━━━━━ Items

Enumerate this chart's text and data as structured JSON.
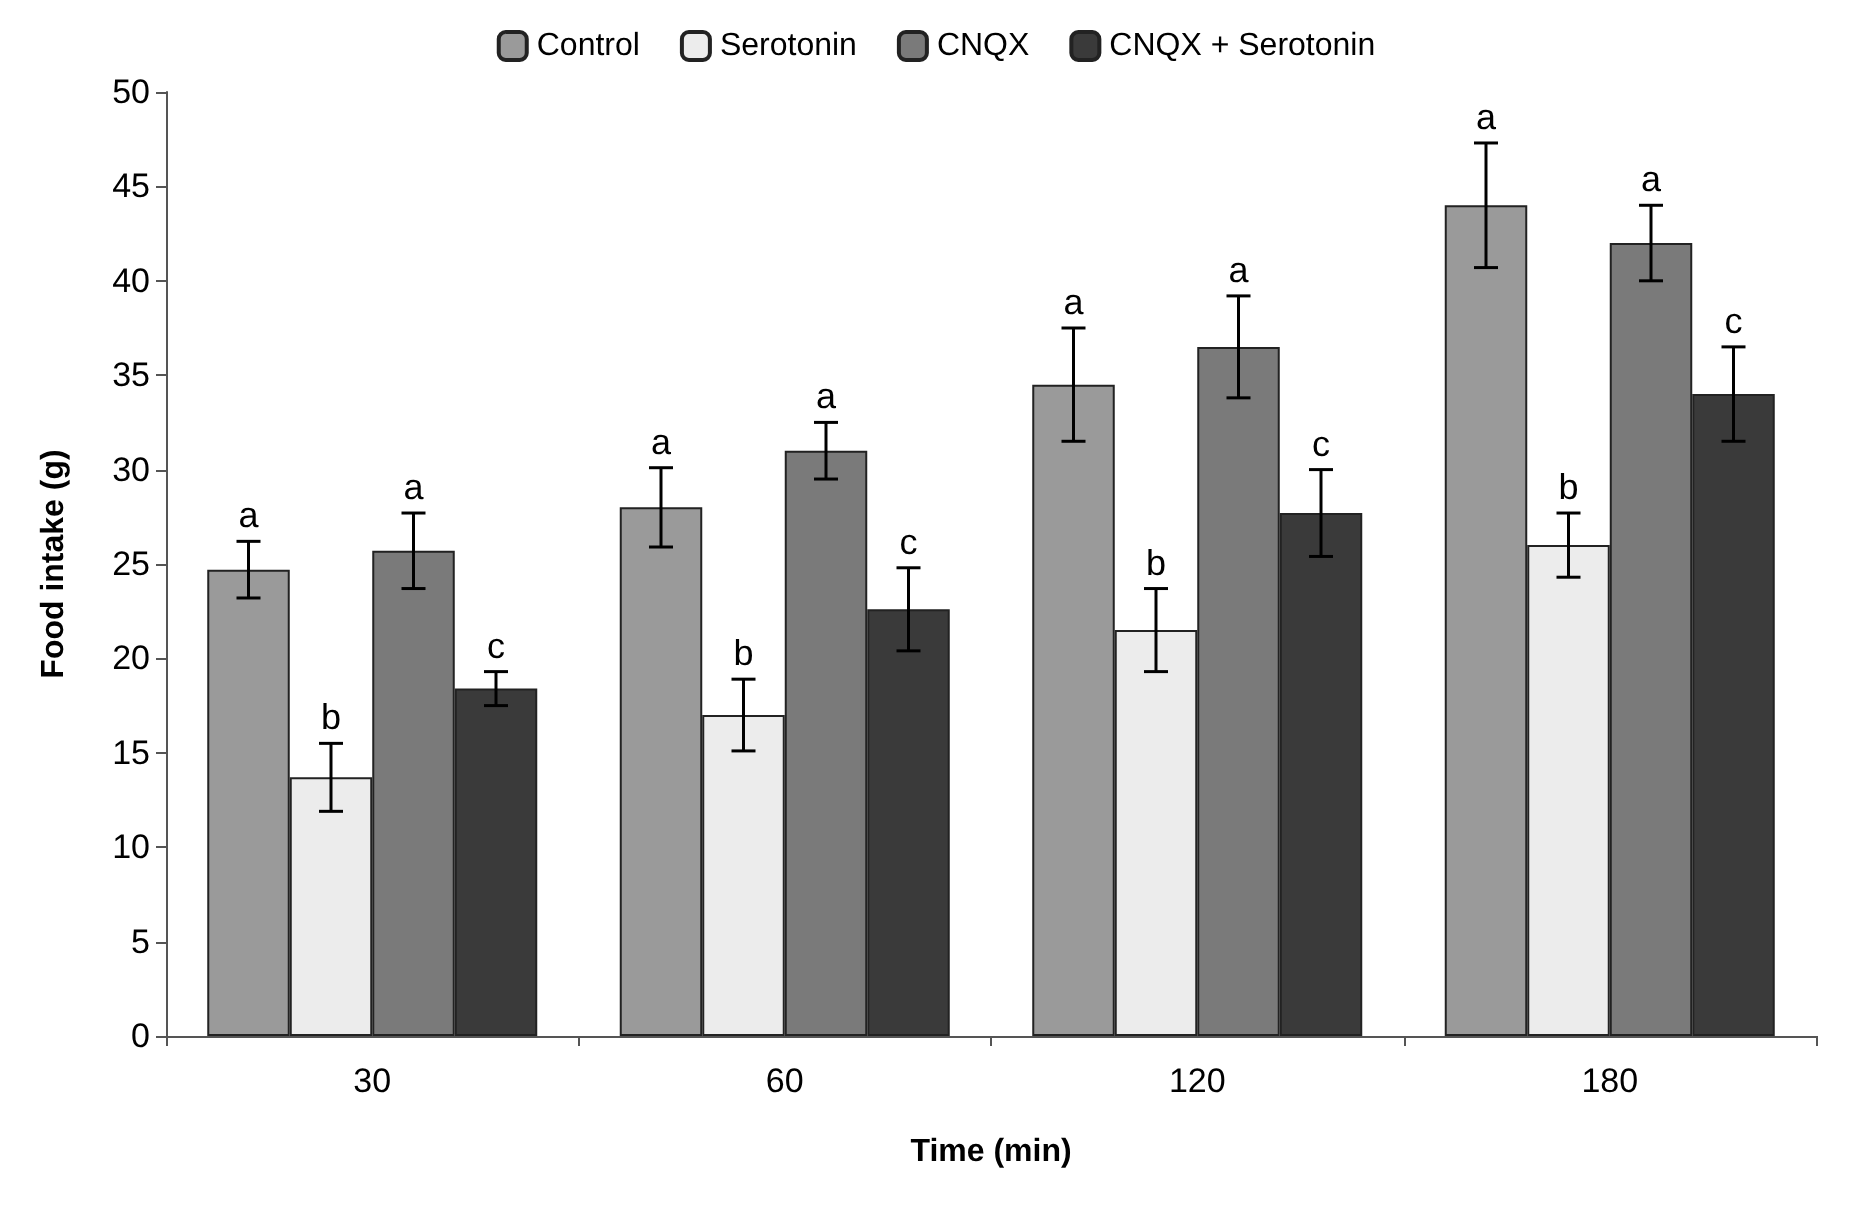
{
  "chart_data": {
    "type": "bar",
    "xlabel": "Time (min)",
    "ylabel": "Food intake (g)",
    "categories": [
      "30",
      "60",
      "120",
      "180"
    ],
    "series": [
      {
        "name": "Control",
        "color": "#9a9a9a",
        "values": [
          24.7,
          28,
          34.5,
          44
        ],
        "errors": [
          1.5,
          2.1,
          3.0,
          3.3
        ],
        "value_labels": [
          "a",
          "a",
          "a",
          "a"
        ]
      },
      {
        "name": "Serotonin",
        "color": "#ececec",
        "values": [
          13.7,
          17,
          21.5,
          26
        ],
        "errors": [
          1.8,
          1.9,
          2.2,
          1.7
        ],
        "value_labels": [
          "b",
          "b",
          "b",
          "b"
        ]
      },
      {
        "name": "CNQX",
        "color": "#7a7a7a",
        "values": [
          25.7,
          31,
          36.5,
          42
        ],
        "errors": [
          2.0,
          1.5,
          2.7,
          2.0
        ],
        "value_labels": [
          "a",
          "a",
          "a",
          "a"
        ]
      },
      {
        "name": "CNQX + Serotonin",
        "color": "#3a3a3a",
        "values": [
          18.4,
          22.6,
          27.7,
          34
        ],
        "errors": [
          0.9,
          2.2,
          2.3,
          2.5
        ],
        "value_labels": [
          "c",
          "c",
          "c",
          "c"
        ]
      }
    ],
    "ylim": [
      0,
      50
    ],
    "yticks": [
      0,
      5,
      10,
      15,
      20,
      25,
      30,
      35,
      40,
      45,
      50
    ],
    "grid": false,
    "legend": "top"
  }
}
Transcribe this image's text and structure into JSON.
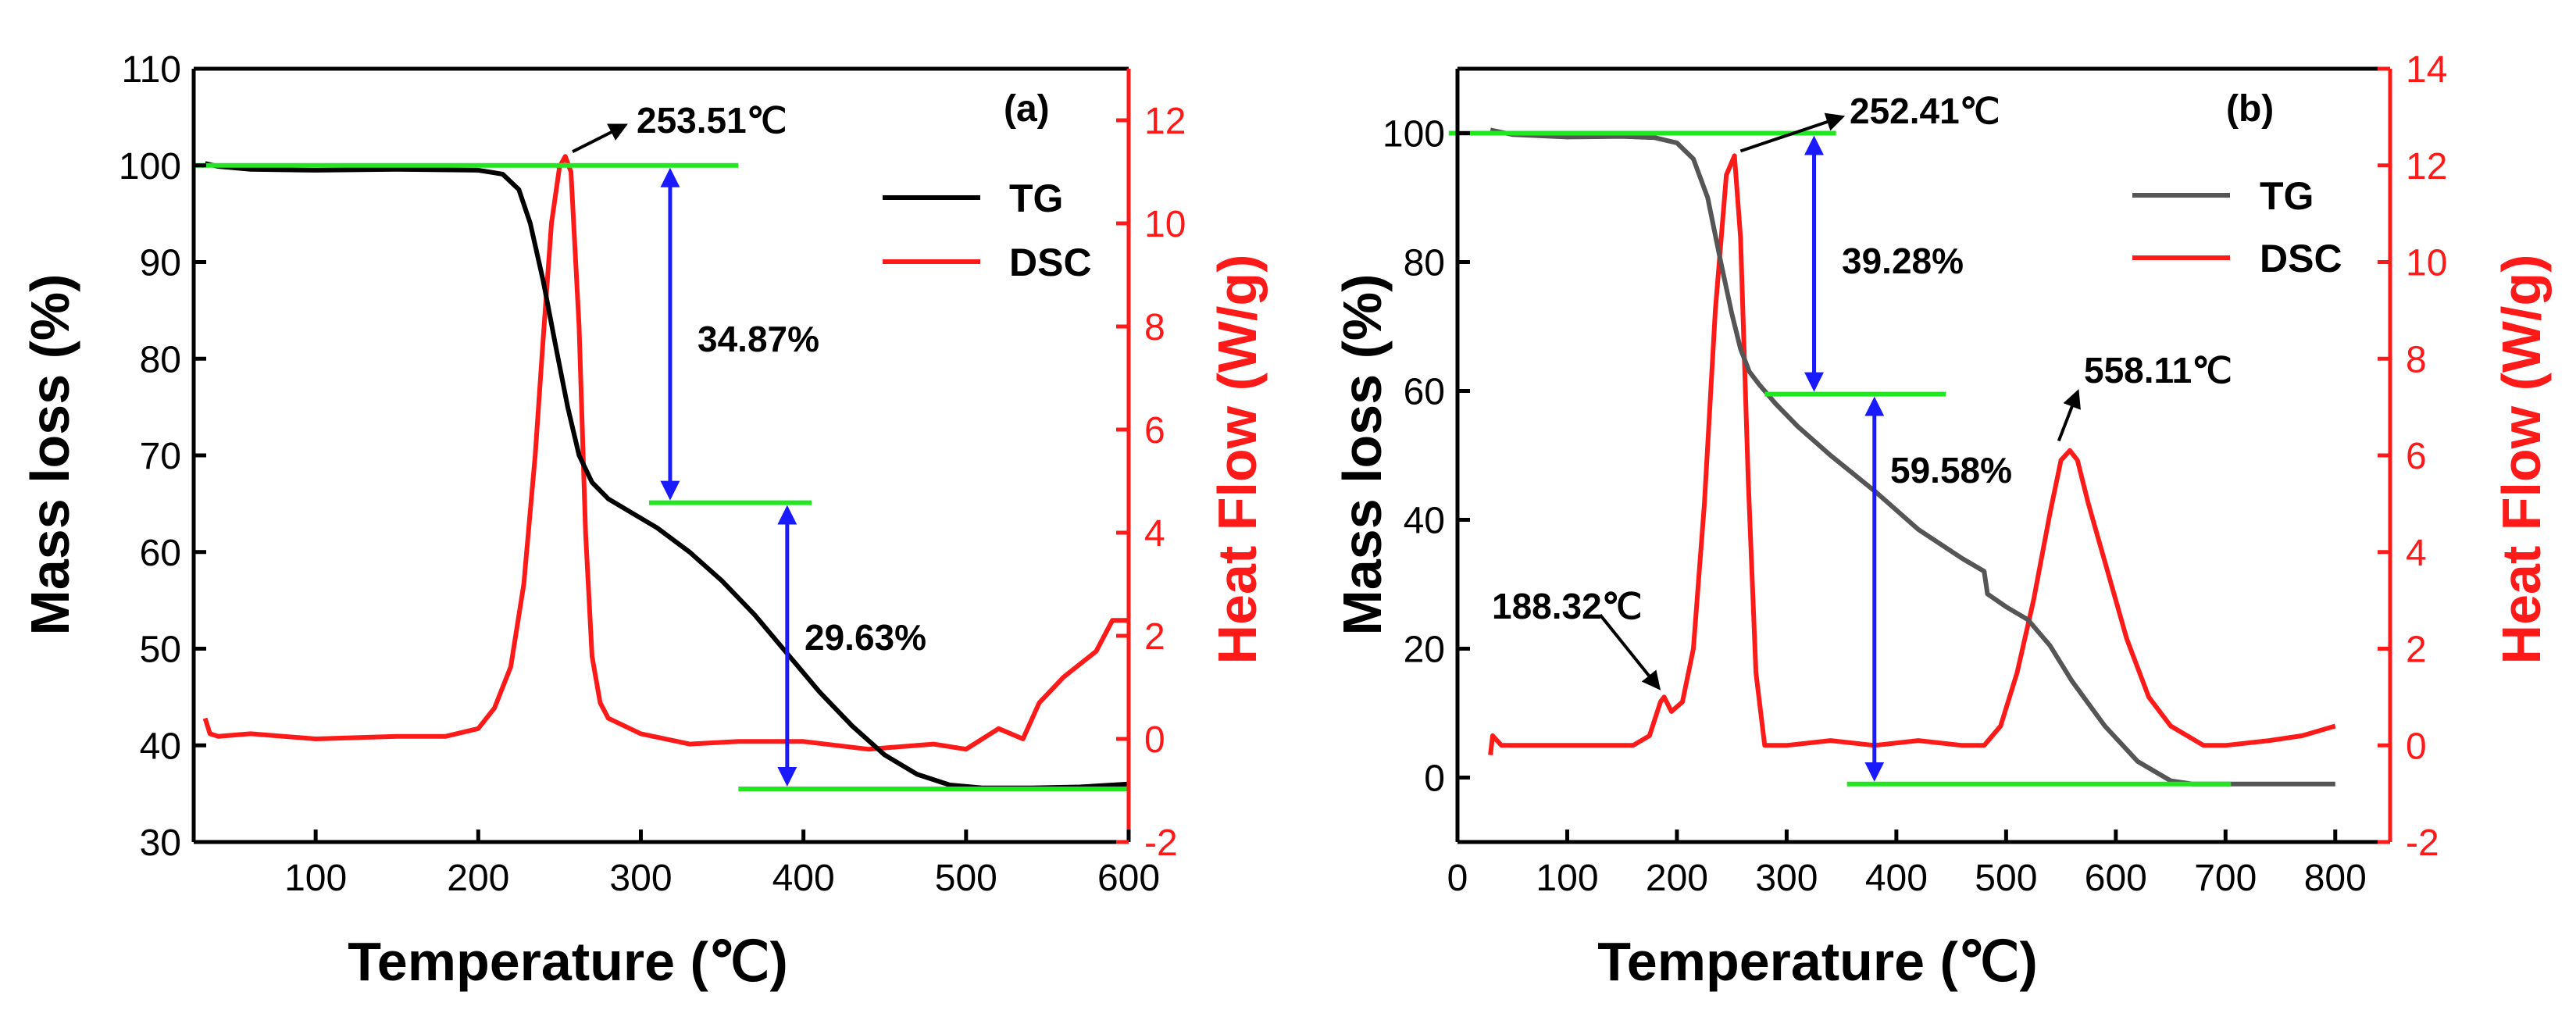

━━━━━━━━━━

### Exercise
Identify the lines in the records above that contain the word "JSON", then state how many there are and nothing more.

### Answer to the problem
2